-- BEGIN Entries provided --

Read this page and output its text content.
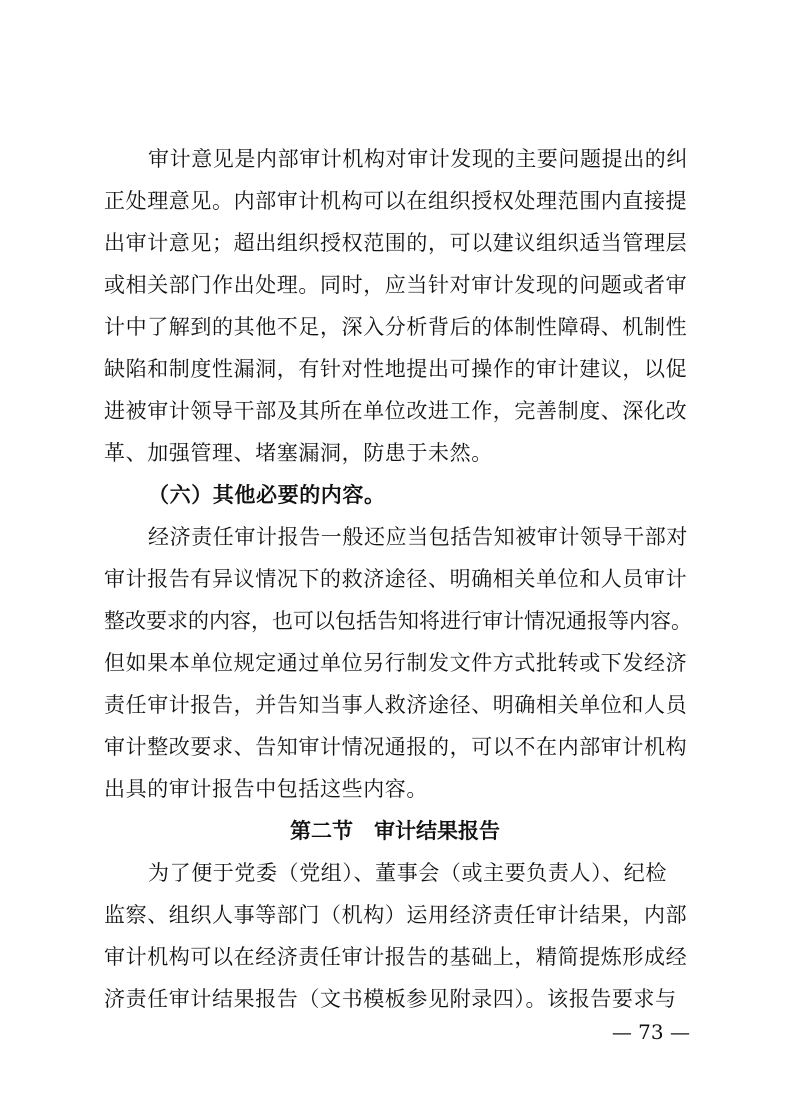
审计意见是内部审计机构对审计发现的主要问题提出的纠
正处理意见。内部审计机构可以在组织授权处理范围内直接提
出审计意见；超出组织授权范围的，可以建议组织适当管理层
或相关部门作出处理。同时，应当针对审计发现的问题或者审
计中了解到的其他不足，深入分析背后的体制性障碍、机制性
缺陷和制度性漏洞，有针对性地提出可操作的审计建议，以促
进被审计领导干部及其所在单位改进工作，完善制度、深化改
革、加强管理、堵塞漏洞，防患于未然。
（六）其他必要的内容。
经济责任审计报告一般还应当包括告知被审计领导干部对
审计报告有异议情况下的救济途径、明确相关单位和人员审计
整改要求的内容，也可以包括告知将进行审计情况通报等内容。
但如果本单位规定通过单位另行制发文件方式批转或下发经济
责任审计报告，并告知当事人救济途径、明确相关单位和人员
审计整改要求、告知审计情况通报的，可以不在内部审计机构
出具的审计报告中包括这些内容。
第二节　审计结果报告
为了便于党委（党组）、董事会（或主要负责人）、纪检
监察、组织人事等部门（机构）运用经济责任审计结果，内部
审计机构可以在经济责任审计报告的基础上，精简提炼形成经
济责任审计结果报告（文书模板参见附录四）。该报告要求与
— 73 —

-- END Entries provided --

- Your goal: Transcribe the records above exactly, omitting every picture they contain.

- Answer for the task:
Read this page and output its text content.
审计意见是内部审计机构对审计发现的主要问题提出的纠
正处理意见。内部审计机构可以在组织授权处理范围内直接提
出审计意见；超出组织授权范围的，可以建议组织适当管理层
或相关部门作出处理。同时，应当针对审计发现的问题或者审
计中了解到的其他不足，深入分析背后的体制性障碍、机制性
缺陷和制度性漏洞，有针对性地提出可操作的审计建议，以促
进被审计领导干部及其所在单位改进工作，完善制度、深化改
革、加强管理、堵塞漏洞，防患于未然。
（六）其他必要的内容。
经济责任审计报告一般还应当包括告知被审计领导干部对
审计报告有异议情况下的救济途径、明确相关单位和人员审计
整改要求的内容，也可以包括告知将进行审计情况通报等内容。
但如果本单位规定通过单位另行制发文件方式批转或下发经济
责任审计报告，并告知当事人救济途径、明确相关单位和人员
审计整改要求、告知审计情况通报的，可以不在内部审计机构
出具的审计报告中包括这些内容。
第二节　审计结果报告
为了便于党委（党组）、董事会（或主要负责人）、纪检
监察、组织人事等部门（机构）运用经济责任审计结果，内部
审计机构可以在经济责任审计报告的基础上，精简提炼形成经
济责任审计结果报告（文书模板参见附录四）。该报告要求与
— 73 —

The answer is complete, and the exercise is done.